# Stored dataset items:
========
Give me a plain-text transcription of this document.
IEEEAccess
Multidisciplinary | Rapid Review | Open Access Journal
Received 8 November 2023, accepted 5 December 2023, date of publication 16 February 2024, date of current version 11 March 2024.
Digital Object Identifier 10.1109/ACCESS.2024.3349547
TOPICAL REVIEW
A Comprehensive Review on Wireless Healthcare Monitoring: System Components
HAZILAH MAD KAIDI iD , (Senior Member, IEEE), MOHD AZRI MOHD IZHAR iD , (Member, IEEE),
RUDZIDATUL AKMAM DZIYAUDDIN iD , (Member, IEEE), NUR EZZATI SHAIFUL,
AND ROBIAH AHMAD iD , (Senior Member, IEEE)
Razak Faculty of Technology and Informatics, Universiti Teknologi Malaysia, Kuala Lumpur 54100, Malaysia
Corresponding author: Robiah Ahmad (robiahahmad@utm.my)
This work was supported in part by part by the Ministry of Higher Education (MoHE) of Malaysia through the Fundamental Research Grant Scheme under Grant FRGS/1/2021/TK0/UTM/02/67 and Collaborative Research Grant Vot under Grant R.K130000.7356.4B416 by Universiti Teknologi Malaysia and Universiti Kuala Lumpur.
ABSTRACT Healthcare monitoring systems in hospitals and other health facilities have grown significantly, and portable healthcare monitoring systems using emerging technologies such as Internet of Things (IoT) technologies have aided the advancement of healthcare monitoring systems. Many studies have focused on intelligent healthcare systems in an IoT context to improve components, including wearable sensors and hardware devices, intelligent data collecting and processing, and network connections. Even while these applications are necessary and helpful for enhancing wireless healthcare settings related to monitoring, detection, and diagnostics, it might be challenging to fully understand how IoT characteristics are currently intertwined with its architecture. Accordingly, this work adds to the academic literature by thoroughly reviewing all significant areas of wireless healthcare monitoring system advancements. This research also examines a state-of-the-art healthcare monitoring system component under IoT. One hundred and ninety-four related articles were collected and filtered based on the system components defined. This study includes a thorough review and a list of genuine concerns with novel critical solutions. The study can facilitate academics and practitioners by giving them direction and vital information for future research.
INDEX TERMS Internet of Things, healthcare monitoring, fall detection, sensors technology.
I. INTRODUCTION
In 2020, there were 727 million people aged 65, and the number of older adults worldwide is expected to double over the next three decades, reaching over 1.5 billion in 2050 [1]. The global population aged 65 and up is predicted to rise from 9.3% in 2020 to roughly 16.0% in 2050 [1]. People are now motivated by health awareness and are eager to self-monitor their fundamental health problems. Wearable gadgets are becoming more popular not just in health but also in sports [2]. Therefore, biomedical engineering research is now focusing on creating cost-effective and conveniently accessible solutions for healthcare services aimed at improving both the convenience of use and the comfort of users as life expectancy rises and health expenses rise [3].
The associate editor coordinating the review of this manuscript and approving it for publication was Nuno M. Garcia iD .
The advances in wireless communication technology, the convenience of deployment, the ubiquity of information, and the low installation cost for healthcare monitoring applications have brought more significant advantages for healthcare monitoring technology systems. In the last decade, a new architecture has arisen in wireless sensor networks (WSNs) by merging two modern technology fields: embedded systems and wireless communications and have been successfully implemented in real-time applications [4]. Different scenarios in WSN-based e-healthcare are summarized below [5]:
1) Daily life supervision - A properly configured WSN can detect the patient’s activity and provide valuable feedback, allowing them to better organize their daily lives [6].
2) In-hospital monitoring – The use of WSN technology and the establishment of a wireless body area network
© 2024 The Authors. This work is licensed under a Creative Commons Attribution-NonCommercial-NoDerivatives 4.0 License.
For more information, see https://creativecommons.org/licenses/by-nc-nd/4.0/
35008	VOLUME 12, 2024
========
# THE EXERCISE:
Write out all the lines again, exactly as they are.

# RESULT BELOW:
Give me a plain-text transcription of this document.
IEEEAccess
Multidisciplinary | Rapid Review | Open Access Journal
Received 8 November 2023, accepted 5 December 2023, date of publication 16 February 2024, date of current version 11 March 2024.
Digital Object Identifier 10.1109/ACCESS.2024.3349547
TOPICAL REVIEW
A Comprehensive Review on Wireless Healthcare Monitoring: System Components
HAZILAH MAD KAIDI iD , (Senior Member, IEEE), MOHD AZRI MOHD IZHAR iD , (Member, IEEE),
RUDZIDATUL AKMAM DZIYAUDDIN iD , (Member, IEEE), NUR EZZATI SHAIFUL,
AND ROBIAH AHMAD iD , (Senior Member, IEEE)
Razak Faculty of Technology and Informatics, Universiti Teknologi Malaysia, Kuala Lumpur 54100, Malaysia
Corresponding author: Robiah Ahmad (robiahahmad@utm.my)
This work was supported in part by part by the Ministry of Higher Education (MoHE) of Malaysia through the Fundamental Research Grant Scheme under Grant FRGS/1/2021/TK0/UTM/02/67 and Collaborative Research Grant Vot under Grant R.K130000.7356.4B416 by Universiti Teknologi Malaysia and Universiti Kuala Lumpur.
ABSTRACT Healthcare monitoring systems in hospitals and other health facilities have grown significantly, and portable healthcare monitoring systems using emerging technologies such as Internet of Things (IoT) technologies have aided the advancement of healthcare monitoring systems. Many studies have focused on intelligent healthcare systems in an IoT context to improve components, including wearable sensors and hardware devices, intelligent data collecting and processing, and network connections. Even while these applications are necessary and helpful for enhancing wireless healthcare settings related to monitoring, detection, and diagnostics, it might be challenging to fully understand how IoT characteristics are currently intertwined with its architecture. Accordingly, this work adds to the academic literature by thoroughly reviewing all significant areas of wireless healthcare monitoring system advancements. This research also examines a state-of-the-art healthcare monitoring system component under IoT. One hundred and ninety-four related articles were collected and filtered based on the system components defined. This study includes a thorough review and a list of genuine concerns with novel critical solutions. The study can facilitate academics and practitioners by giving them direction and vital information for future research.
INDEX TERMS Internet of Things, healthcare monitoring, fall detection, sensors technology.
I. INTRODUCTION
In 2020, there were 727 million people aged 65, and the number of older adults worldwide is expected to double over the next three decades, reaching over 1.5 billion in 2050 [1]. The global population aged 65 and up is predicted to rise from 9.3% in 2020 to roughly 16.0% in 2050 [1]. People are now motivated by health awareness and are eager to self-monitor their fundamental health problems. Wearable gadgets are becoming more popular not just in health but also in sports [2]. Therefore, biomedical engineering research is now focusing on creating cost-effective and conveniently accessible solutions for healthcare services aimed at improving both the convenience of use and the comfort of users as life expectancy rises and health expenses rise [3].
The associate editor coordinating the review of this manuscript and approving it for publication was Nuno M. Garcia iD .
The advances in wireless communication technology, the convenience of deployment, the ubiquity of information, and the low installation cost for healthcare monitoring applications have brought more significant advantages for healthcare monitoring technology systems. In the last decade, a new architecture has arisen in wireless sensor networks (WSNs) by merging two modern technology fields: embedded systems and wireless communications and have been successfully implemented in real-time applications [4]. Different scenarios in WSN-based e-healthcare are summarized below [5]:
1) Daily life supervision - A properly configured WSN can detect the patient’s activity and provide valuable feedback, allowing them to better organize their daily lives [6].
2) In-hospital monitoring – The use of WSN technology and the establishment of a wireless body area network
© 2024 The Authors. This work is licensed under a Creative Commons Attribution-NonCommercial-NoDerivatives 4.0 License.
For more information, see https://creativecommons.org/licenses/by-nc-nd/4.0/
35008	VOLUME 12, 2024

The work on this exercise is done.